## Written request
Each record below should be repeated precisely as written.
▬▬▬
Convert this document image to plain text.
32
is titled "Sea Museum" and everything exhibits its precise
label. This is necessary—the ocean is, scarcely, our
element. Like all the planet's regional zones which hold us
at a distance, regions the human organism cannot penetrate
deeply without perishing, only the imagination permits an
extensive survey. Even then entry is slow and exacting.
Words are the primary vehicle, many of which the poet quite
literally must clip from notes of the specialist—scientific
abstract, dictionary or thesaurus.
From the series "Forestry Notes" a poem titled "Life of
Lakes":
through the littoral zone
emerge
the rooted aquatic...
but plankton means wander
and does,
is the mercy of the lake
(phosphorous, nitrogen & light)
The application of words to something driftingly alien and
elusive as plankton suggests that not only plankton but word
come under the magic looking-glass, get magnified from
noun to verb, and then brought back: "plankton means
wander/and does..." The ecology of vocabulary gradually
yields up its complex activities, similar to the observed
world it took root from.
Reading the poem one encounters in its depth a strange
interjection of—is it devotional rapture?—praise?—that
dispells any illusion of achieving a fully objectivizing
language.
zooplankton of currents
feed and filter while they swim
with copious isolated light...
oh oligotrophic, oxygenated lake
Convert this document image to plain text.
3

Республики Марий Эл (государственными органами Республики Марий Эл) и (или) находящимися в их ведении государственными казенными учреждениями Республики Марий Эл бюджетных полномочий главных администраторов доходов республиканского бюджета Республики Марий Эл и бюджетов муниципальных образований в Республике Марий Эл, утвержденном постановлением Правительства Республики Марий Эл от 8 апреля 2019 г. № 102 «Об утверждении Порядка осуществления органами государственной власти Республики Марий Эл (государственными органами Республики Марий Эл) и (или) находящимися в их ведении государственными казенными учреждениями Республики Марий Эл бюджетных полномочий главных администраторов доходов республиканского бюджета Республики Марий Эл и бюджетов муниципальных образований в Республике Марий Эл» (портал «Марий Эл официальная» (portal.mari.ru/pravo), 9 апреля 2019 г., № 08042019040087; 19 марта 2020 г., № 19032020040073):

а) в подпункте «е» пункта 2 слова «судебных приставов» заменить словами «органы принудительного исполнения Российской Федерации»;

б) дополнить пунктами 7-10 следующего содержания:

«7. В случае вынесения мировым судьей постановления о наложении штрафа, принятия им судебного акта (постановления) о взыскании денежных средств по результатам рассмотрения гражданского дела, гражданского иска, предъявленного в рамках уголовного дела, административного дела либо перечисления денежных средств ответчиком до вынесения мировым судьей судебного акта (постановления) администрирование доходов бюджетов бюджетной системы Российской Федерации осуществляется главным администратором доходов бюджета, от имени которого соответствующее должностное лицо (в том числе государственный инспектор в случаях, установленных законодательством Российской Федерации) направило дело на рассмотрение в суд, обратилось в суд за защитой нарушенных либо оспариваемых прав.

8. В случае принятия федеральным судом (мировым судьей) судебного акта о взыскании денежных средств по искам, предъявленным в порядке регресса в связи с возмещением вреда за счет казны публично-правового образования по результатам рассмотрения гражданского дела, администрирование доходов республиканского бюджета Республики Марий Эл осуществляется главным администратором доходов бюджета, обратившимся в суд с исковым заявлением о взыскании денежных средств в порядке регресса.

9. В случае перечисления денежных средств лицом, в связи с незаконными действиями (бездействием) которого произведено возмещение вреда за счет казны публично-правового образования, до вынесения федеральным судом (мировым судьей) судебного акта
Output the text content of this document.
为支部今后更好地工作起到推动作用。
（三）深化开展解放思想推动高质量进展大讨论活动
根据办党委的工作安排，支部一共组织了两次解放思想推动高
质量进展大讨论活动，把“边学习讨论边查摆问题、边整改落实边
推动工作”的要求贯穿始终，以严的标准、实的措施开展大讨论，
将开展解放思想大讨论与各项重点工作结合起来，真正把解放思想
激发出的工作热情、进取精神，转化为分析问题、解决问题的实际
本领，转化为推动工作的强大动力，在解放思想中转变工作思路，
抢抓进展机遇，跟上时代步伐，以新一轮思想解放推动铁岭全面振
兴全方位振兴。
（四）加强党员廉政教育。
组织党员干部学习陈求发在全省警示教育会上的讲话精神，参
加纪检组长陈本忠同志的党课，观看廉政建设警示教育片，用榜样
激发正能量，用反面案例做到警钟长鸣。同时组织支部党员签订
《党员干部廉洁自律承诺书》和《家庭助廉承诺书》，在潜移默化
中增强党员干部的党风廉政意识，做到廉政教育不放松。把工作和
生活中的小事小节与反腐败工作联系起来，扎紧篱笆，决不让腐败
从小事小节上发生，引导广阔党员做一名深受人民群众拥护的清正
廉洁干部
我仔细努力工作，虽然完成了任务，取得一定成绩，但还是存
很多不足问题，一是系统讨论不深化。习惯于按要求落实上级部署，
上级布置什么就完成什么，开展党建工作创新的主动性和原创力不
▬▬▬
## Completed task
Convert this document image to plain text.
32
is titled "Sea Museum" and everything exhibits its precise
label. This is necessary—the ocean is, scarcely, our
element. Like all the planet's regional zones which hold us
at a distance, regions the human organism cannot penetrate
deeply without perishing, only the imagination permits an
extensive survey. Even then entry is slow and exacting.
Words are the primary vehicle, many of which the poet quite
literally must clip from notes of the specialist—scientific
abstract, dictionary or thesaurus.
From the series "Forestry Notes" a poem titled "Life of
Lakes":
through the littoral zone
emerge
the rooted aquatic...
but plankton means wander
and does,
is the mercy of the lake
(phosphorous, nitrogen & light)
The application of words to something driftingly alien and
elusive as plankton suggests that not only plankton but word
come under the magic looking-glass, get magnified from
noun to verb, and then brought back: "plankton means
wander/and does..." The ecology of vocabulary gradually
yields up its complex activities, similar to the observed
world it took root from.
Reading the poem one encounters in its depth a strange
interjection of—is it devotional rapture?—praise?—that
dispells any illusion of achieving a fully objectivizing
language.
zooplankton of currents
feed and filter while they swim
with copious isolated light...
oh oligotrophic, oxygenated lake
Convert this document image to plain text.
3

Республики Марий Эл (государственными органами Республики Марий Эл) и (или) находящимися в их ведении государственными казенными учреждениями Республики Марий Эл бюджетных полномочий главных администраторов доходов республиканского бюджета Республики Марий Эл и бюджетов муниципальных образований в Республике Марий Эл, утвержденном постановлением Правительства Республики Марий Эл от 8 апреля 2019 г. № 102 «Об утверждении Порядка осуществления органами государственной власти Республики Марий Эл (государственными органами Республики Марий Эл) и (или) находящимися в их ведении государственными казенными учреждениями Республики Марий Эл бюджетных полномочий главных администраторов доходов республиканского бюджета Республики Марий Эл и бюджетов муниципальных образований в Республике Марий Эл» (портал «Марий Эл официальная» (portal.mari.ru/pravo), 9 апреля 2019 г., № 08042019040087; 19 марта 2020 г., № 19032020040073):

а) в подпункте «е» пункта 2 слова «судебных приставов» заменить словами «органы принудительного исполнения Российской Федерации»;

б) дополнить пунктами 7-10 следующего содержания:

«7. В случае вынесения мировым судьей постановления о наложении штрафа, принятия им судебного акта (постановления) о взыскании денежных средств по результатам рассмотрения гражданского дела, гражданского иска, предъявленного в рамках уголовного дела, административного дела либо перечисления денежных средств ответчиком до вынесения мировым судьей судебного акта (постановления) администрирование доходов бюджетов бюджетной системы Российской Федерации осуществляется главным администратором доходов бюджета, от имени которого соответствующее должностное лицо (в том числе государственный инспектор в случаях, установленных законодательством Российской Федерации) направило дело на рассмотрение в суд, обратилось в суд за защитой нарушенных либо оспариваемых прав.

8. В случае принятия федеральным судом (мировым судьей) судебного акта о взыскании денежных средств по искам, предъявленным в порядке регресса в связи с возмещением вреда за счет казны публично-правового образования по результатам рассмотрения гражданского дела, администрирование доходов республиканского бюджета Республики Марий Эл осуществляется главным администратором доходов бюджета, обратившимся в суд с исковым заявлением о взыскании денежных средств в порядке регресса.

9. В случае перечисления денежных средств лицом, в связи с незаконными действиями (бездействием) которого произведено возмещение вреда за счет казны публично-правового образования, до вынесения федеральным судом (мировым судьей) судебного акта
Output the text content of this document.
为支部今后更好地工作起到推动作用。
（三）深化开展解放思想推动高质量进展大讨论活动
根据办党委的工作安排，支部一共组织了两次解放思想推动高
质量进展大讨论活动，把“边学习讨论边查摆问题、边整改落实边
推动工作”的要求贯穿始终，以严的标准、实的措施开展大讨论，
将开展解放思想大讨论与各项重点工作结合起来，真正把解放思想
激发出的工作热情、进取精神，转化为分析问题、解决问题的实际
本领，转化为推动工作的强大动力，在解放思想中转变工作思路，
抢抓进展机遇，跟上时代步伐，以新一轮思想解放推动铁岭全面振
兴全方位振兴。
（四）加强党员廉政教育。
组织党员干部学习陈求发在全省警示教育会上的讲话精神，参
加纪检组长陈本忠同志的党课，观看廉政建设警示教育片，用榜样
激发正能量，用反面案例做到警钟长鸣。同时组织支部党员签订
《党员干部廉洁自律承诺书》和《家庭助廉承诺书》，在潜移默化
中增强党员干部的党风廉政意识，做到廉政教育不放松。把工作和
生活中的小事小节与反腐败工作联系起来，扎紧篱笆，决不让腐败
从小事小节上发生，引导广阔党员做一名深受人民群众拥护的清正
廉洁干部
我仔细努力工作，虽然完成了任务，取得一定成绩，但还是存
很多不足问题，一是系统讨论不深化。习惯于按要求落实上级部署，
上级布置什么就完成什么，开展党建工作创新的主动性和原创力不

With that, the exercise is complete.